# [THE TASK]
Select all lines holding the word "Гвардии" from the entries that follow.

# [WORKING DATA]

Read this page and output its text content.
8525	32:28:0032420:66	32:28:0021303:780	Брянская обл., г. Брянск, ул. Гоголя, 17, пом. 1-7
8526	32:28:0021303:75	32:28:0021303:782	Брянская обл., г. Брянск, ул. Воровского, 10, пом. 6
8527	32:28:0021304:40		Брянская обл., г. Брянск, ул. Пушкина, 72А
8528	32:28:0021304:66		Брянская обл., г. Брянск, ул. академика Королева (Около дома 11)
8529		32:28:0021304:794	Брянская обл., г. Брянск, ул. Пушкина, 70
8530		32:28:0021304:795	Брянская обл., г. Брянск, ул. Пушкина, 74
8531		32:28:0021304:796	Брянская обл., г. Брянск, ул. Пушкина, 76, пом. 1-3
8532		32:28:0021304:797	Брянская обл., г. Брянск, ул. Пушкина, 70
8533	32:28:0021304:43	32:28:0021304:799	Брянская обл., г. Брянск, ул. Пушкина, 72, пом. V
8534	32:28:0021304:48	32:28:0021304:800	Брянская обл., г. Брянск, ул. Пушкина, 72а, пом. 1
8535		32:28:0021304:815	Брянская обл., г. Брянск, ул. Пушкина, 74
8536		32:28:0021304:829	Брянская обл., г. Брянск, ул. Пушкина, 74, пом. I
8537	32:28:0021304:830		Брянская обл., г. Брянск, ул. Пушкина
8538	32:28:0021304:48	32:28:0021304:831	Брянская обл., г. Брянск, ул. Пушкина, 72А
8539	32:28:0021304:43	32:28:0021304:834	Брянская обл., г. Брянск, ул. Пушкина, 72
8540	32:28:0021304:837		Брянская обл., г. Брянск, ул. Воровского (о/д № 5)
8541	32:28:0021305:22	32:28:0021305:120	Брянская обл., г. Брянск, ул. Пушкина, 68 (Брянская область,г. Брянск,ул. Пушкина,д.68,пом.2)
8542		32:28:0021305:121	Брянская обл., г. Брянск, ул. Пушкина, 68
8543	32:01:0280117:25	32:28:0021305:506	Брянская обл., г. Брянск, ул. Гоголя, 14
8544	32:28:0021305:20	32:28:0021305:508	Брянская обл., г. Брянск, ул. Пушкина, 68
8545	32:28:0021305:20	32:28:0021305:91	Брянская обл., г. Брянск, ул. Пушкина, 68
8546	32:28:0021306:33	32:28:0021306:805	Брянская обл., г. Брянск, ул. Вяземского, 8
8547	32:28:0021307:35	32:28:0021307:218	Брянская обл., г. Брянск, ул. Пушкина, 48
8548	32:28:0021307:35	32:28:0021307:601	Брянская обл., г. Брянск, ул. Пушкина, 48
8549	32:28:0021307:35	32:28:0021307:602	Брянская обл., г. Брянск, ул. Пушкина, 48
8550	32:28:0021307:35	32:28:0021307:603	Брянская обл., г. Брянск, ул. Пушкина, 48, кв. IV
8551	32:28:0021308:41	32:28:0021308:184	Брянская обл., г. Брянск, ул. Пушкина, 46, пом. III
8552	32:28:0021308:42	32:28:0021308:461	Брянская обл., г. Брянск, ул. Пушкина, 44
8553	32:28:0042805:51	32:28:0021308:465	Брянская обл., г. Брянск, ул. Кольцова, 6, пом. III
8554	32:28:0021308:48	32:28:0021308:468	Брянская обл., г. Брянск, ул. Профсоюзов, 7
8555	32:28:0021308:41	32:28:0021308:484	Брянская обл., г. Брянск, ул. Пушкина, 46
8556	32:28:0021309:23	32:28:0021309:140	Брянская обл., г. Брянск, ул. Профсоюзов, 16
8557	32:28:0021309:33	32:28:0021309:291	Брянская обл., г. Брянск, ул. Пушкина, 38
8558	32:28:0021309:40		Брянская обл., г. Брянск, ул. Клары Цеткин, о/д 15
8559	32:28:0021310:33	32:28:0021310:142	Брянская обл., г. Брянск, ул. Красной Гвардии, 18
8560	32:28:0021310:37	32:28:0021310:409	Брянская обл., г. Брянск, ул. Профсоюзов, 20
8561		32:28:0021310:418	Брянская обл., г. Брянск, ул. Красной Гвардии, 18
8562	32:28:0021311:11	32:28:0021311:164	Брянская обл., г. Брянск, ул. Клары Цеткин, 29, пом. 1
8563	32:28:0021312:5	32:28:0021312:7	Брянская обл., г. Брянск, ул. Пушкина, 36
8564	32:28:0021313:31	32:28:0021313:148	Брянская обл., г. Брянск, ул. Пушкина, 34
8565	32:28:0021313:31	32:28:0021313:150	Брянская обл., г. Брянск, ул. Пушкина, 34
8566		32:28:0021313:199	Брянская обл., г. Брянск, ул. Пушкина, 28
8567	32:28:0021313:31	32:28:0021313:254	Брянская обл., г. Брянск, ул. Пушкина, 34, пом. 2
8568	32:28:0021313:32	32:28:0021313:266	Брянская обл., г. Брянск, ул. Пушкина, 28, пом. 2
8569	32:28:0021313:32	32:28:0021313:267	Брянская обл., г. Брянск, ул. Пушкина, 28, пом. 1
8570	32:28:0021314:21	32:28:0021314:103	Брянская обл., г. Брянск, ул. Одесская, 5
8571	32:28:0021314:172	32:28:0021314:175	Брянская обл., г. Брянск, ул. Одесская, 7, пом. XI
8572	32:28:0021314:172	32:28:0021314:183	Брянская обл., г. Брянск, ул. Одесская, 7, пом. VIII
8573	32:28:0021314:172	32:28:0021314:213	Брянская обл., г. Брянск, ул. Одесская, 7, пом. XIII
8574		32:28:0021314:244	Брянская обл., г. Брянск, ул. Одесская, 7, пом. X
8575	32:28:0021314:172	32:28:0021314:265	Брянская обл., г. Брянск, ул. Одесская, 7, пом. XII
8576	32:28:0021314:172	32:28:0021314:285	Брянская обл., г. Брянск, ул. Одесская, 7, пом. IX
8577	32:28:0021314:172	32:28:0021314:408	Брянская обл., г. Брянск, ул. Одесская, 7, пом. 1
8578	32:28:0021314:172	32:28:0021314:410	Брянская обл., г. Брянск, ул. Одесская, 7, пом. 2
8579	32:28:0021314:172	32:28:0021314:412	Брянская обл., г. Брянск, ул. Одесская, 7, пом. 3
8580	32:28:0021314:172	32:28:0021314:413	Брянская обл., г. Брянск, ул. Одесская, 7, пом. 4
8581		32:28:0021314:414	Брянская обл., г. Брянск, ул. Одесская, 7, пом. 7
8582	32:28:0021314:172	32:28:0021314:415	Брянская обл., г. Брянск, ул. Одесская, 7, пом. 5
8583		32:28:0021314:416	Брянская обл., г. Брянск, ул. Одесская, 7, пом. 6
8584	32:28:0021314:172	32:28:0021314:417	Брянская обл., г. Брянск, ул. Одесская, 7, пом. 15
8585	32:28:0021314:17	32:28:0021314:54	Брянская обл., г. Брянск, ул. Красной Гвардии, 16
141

# [SOLVED PROBLEM]
8559	32:28:0021310:33	32:28:0021310:142	Брянская обл., г. Брянск, ул. Красной Гвардии, 18
8561		32:28:0021310:418	Брянская обл., г. Брянск, ул. Красной Гвардии, 18
8585	32:28:0021314:17	32:28:0021314:54	Брянская обл., г. Брянск, ул. Красной Гвардии, 16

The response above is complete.